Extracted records
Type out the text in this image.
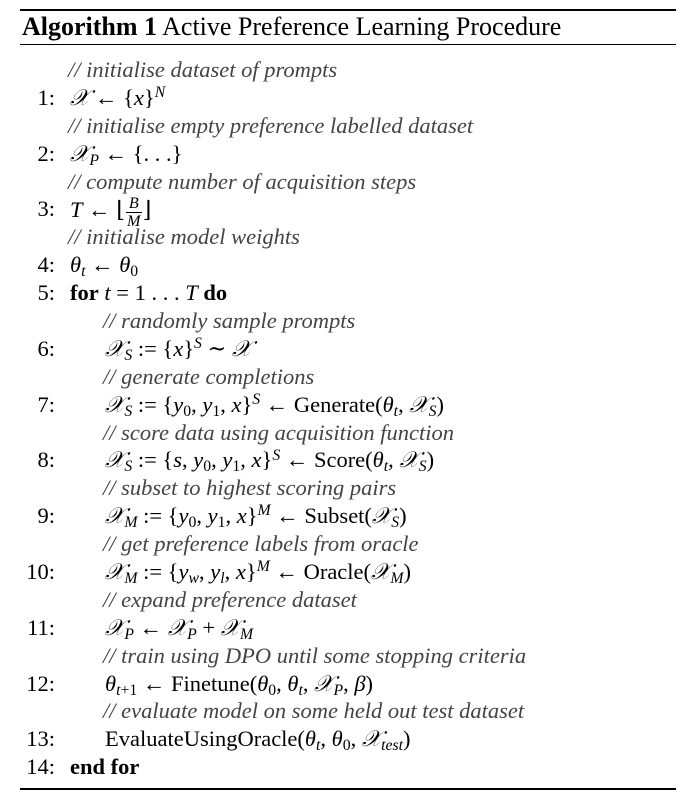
Algorithm 1 Active Preference Learning Procedure
// initialise dataset of prompts
1: 𝒳 ← $\{x\}^N$
// initialise empty preference labelled dataset
2: 𝒳$_P$ ← {. . .}
// compute number of acquisition steps
3: T ← ⌊ $\frac{B}{M}$ ⌋
// initialise model weights
4: $\theta_t$ ← $\theta_0$
5: for t = 1 . . . T do
// randomly sample prompts
6: 𝒳$_S$ := $\{x\}^S$ ∼ 𝒳
// generate completions
7: 𝒳$_S$ := {$y_0$, $y_1$, x}$^S$ ← $Generate(\theta_t$, 𝒳$_S$)
// score data using acquisition function
8: 𝒳$_S$ := {s, $y_0$, $y_1$, x}$^S$ ← $Score(\theta_t$, 𝒳$_S$)
// subset to highest scoring pairs
9: 𝒳$_M$ := {$y_0$, $y_1$, x}$^M$ ← Subset(𝒳$_S$)
// get preference labels from oracle
10: 𝒳$_M$ := {$y_w$, $y_l$, x}$^M$ ← Oracle(𝒳$_M$)
// expand preference dataset
11: 𝒳$_P$ ← 𝒳$_P$ + 𝒳$_M$
// train using DPO until some stopping criteria
12: $\theta_{t+1}$ ← $Finetune(\theta_0$, $\theta_t$, 𝒳$_P$, β)
// evaluate model on some held out test dataset
13: $EvaluateUsingOracle(\theta_t$, $\theta_0$, 𝒳$_{test}$)
14: end for
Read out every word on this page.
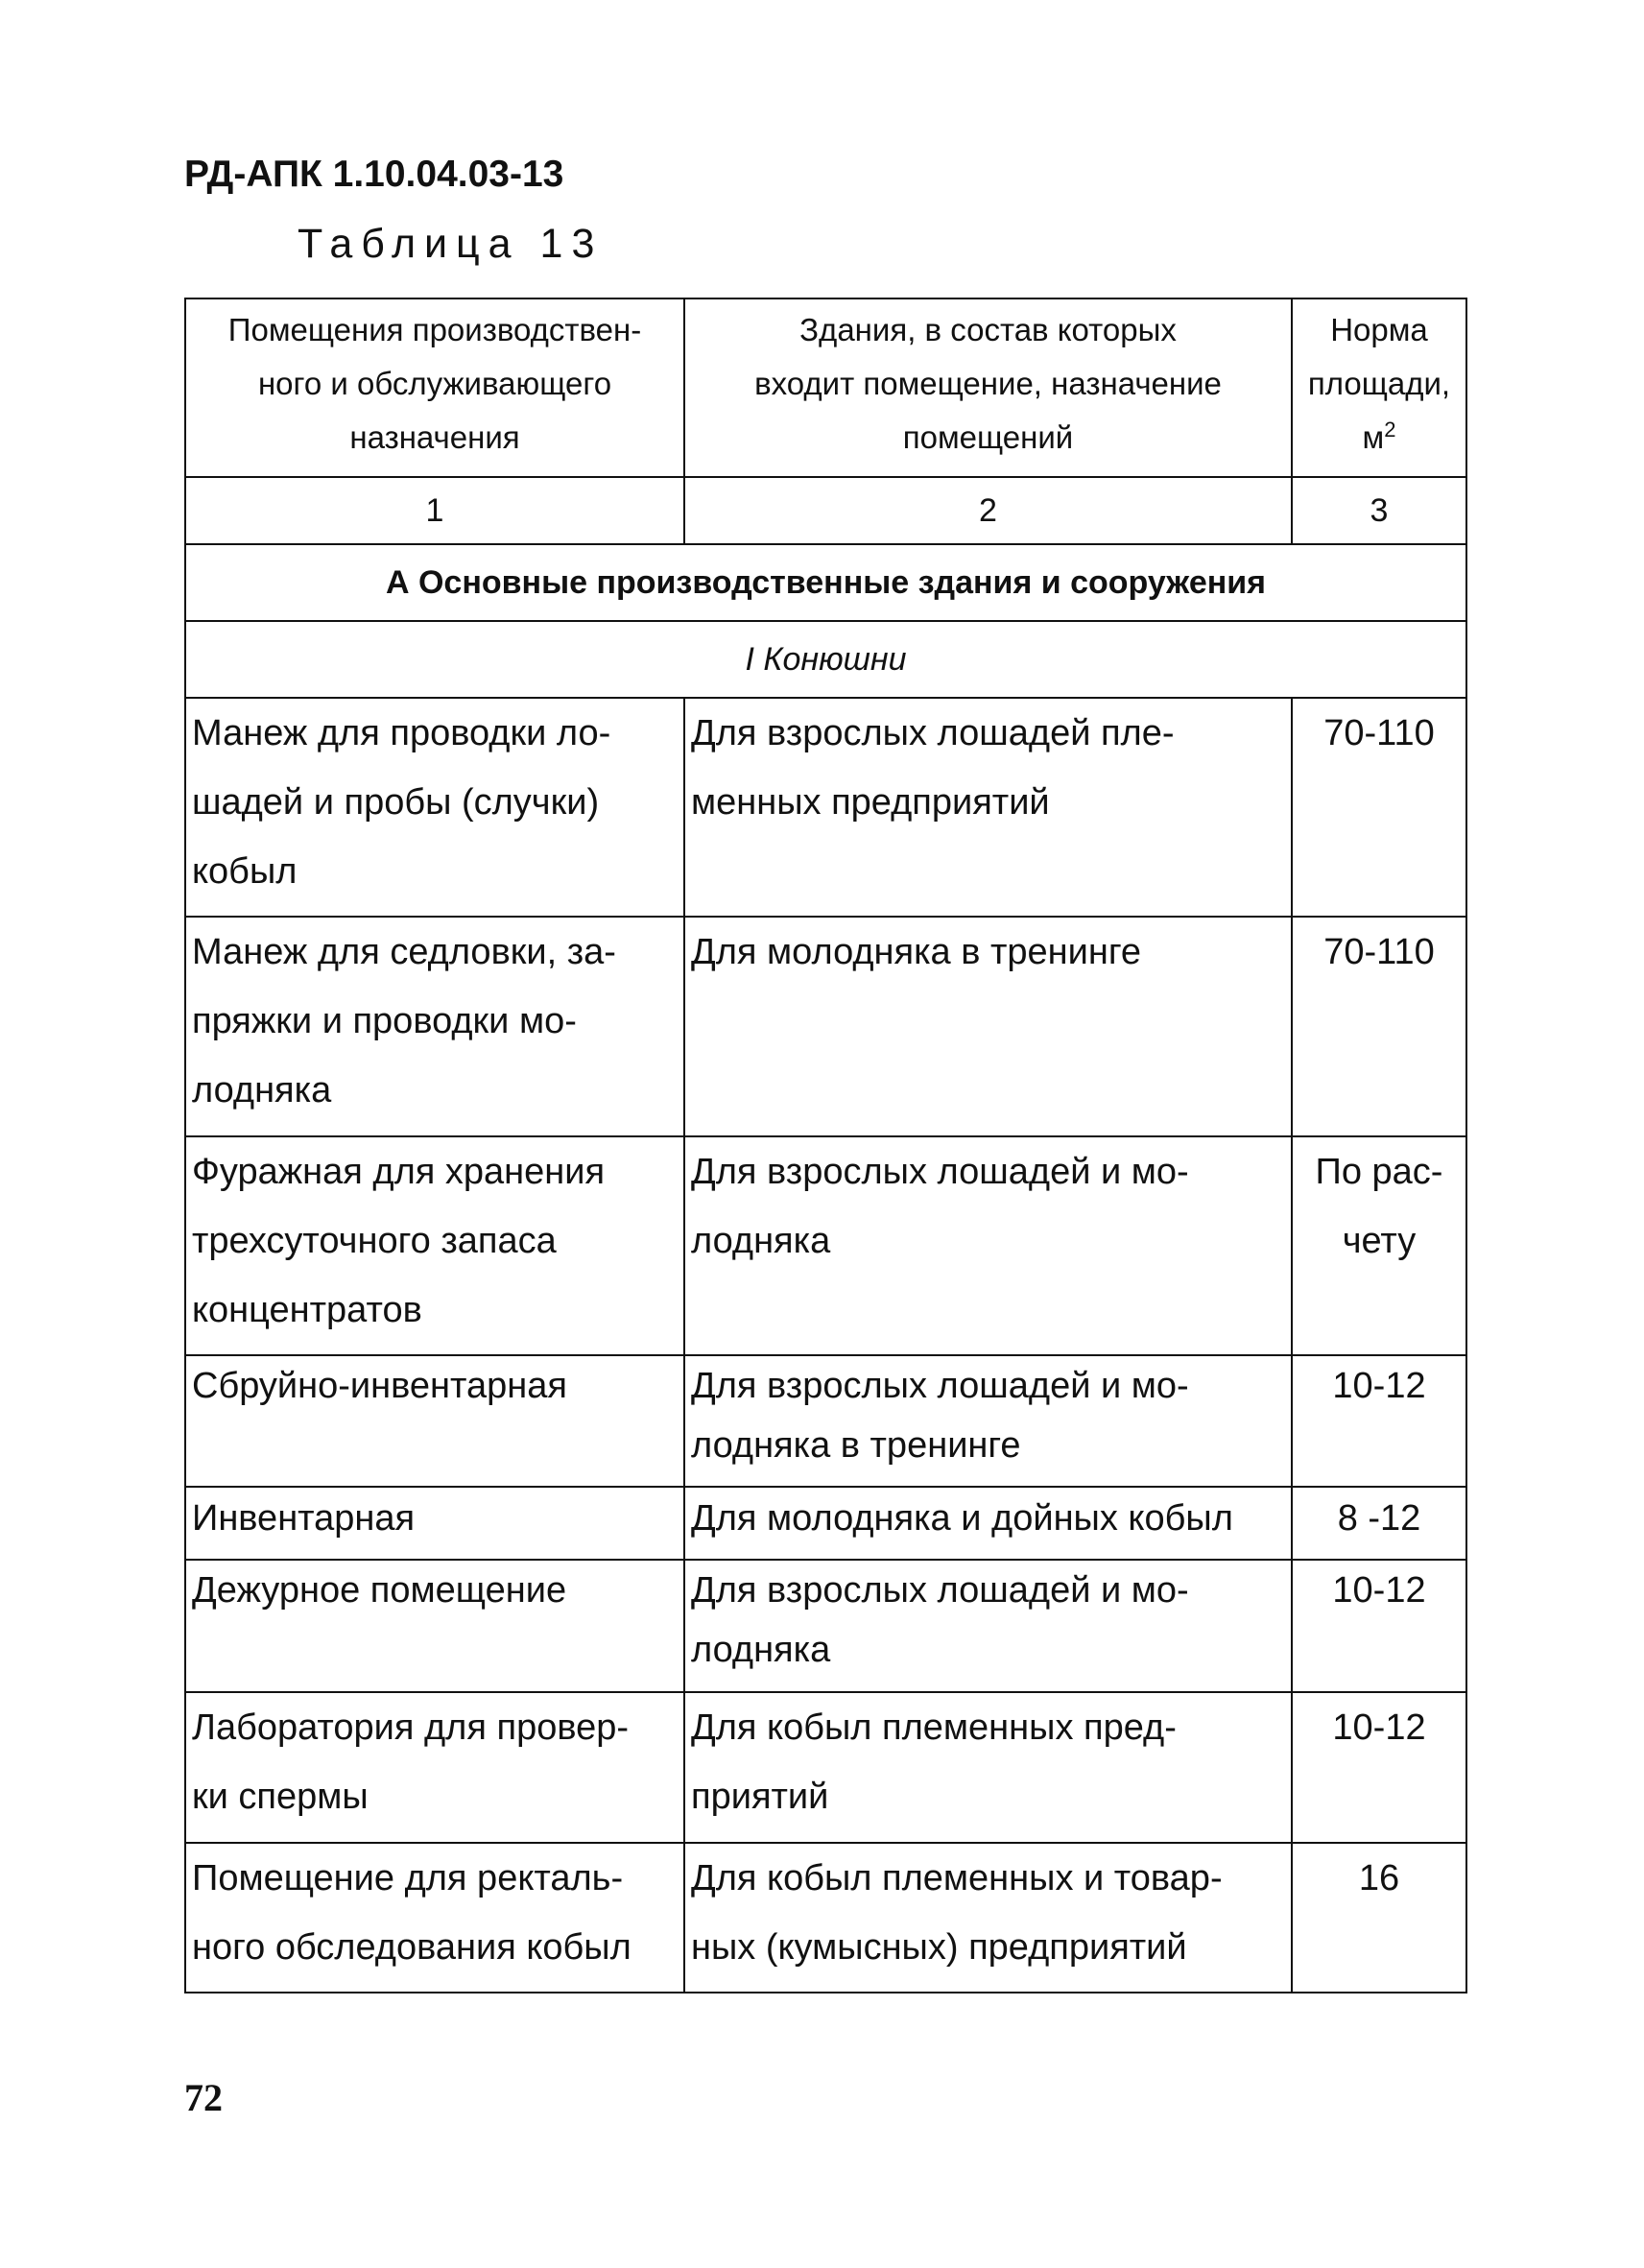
РД-АПК 1.10.04.03-13
Таблица 13
Помещения производствен-
ного и обслуживающего
назначения	Здания, в состав которых
входит помещение, назначение
помещений	Норма
площади,
$м^2$
1	2	3
А Основные производственные здания и сооружения		
I Конюшни		
Манеж для проводки ло-
шадей и пробы (случки)
кобыл	Для взрослых лошадей пле-
менных предприятий	70-110
Манеж для седловки, за-
пряжки и проводки мо-
лодняка	Для молодняка в тренинге	70-110
Фуражная для хранения
трехсуточного запаса
концентратов	Для взрослых лошадей и мо-
лодняка	По рас-
чету
Сбруйно-инвентарная	Для взрослых лошадей и мо-
лодняка в тренинге	10-12
Инвентарная	Для молодняка и дойных кобыл	8 -12
Дежурное помещение	Для взрослых лошадей и мо-
лодняка	10-12
Лаборатория для провер-
ки спермы	Для кобыл племенных пред-
приятий	10-12
Помещение для ректаль-
ного обследования кобыл	Для кобыл племенных и товар-
ных (кумысных) предприятий	16
72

- THE PROBLEM: Return all of the entries word for word, but omit the pictures.

- TASK RESULT:
Type out the text in this image.
Algorithm 1 Active Preference Learning Procedure
// initialise dataset of prompts
1: 𝒳 ← $\{x\}^N$
// initialise empty preference labelled dataset
2: 𝒳$_P$ ← {. . .}
// compute number of acquisition steps
3: T ← ⌊ $\frac{B}{M}$ ⌋
// initialise model weights
4: $\theta_t$ ← $\theta_0$
5: for t = 1 . . . T do
// randomly sample prompts
6: 𝒳$_S$ := $\{x\}^S$ ∼ 𝒳
// generate completions
7: 𝒳$_S$ := {$y_0$, $y_1$, x}$^S$ ← $Generate(\theta_t$, 𝒳$_S$)
// score data using acquisition function
8: 𝒳$_S$ := {s, $y_0$, $y_1$, x}$^S$ ← $Score(\theta_t$, 𝒳$_S$)
// subset to highest scoring pairs
9: 𝒳$_M$ := {$y_0$, $y_1$, x}$^M$ ← Subset(𝒳$_S$)
// get preference labels from oracle
10: 𝒳$_M$ := {$y_w$, $y_l$, x}$^M$ ← Oracle(𝒳$_M$)
// expand preference dataset
11: 𝒳$_P$ ← 𝒳$_P$ + 𝒳$_M$
// train using DPO until some stopping criteria
12: $\theta_{t+1}$ ← $Finetune(\theta_0$, $\theta_t$, 𝒳$_P$, β)
// evaluate model on some held out test dataset
13: $EvaluateUsingOracle(\theta_t$, $\theta_0$, 𝒳$_{test}$)
14: end for
Read out every word on this page.
РД-АПК 1.10.04.03-13
Таблица 13
Помещения производствен-
ного и обслуживающего
назначения	Здания, в состав которых
входит помещение, назначение
помещений	Норма
площади,
$м^2$
1	2	3
А Основные производственные здания и сооружения		
I Конюшни		
Манеж для проводки ло-
шадей и пробы (случки)
кобыл	Для взрослых лошадей пле-
менных предприятий	70-110
Манеж для седловки, за-
пряжки и проводки мо-
лодняка	Для молодняка в тренинге	70-110
Фуражная для хранения
трехсуточного запаса
концентратов	Для взрослых лошадей и мо-
лодняка	По рас-
чету
Сбруйно-инвентарная	Для взрослых лошадей и мо-
лодняка в тренинге	10-12
Инвентарная	Для молодняка и дойных кобыл	8 -12
Дежурное помещение	Для взрослых лошадей и мо-
лодняка	10-12
Лаборатория для провер-
ки спермы	Для кобыл племенных пред-
приятий	10-12
Помещение для ректаль-
ного обследования кобыл	Для кобыл племенных и товар-
ных (кумысных) предприятий	16
72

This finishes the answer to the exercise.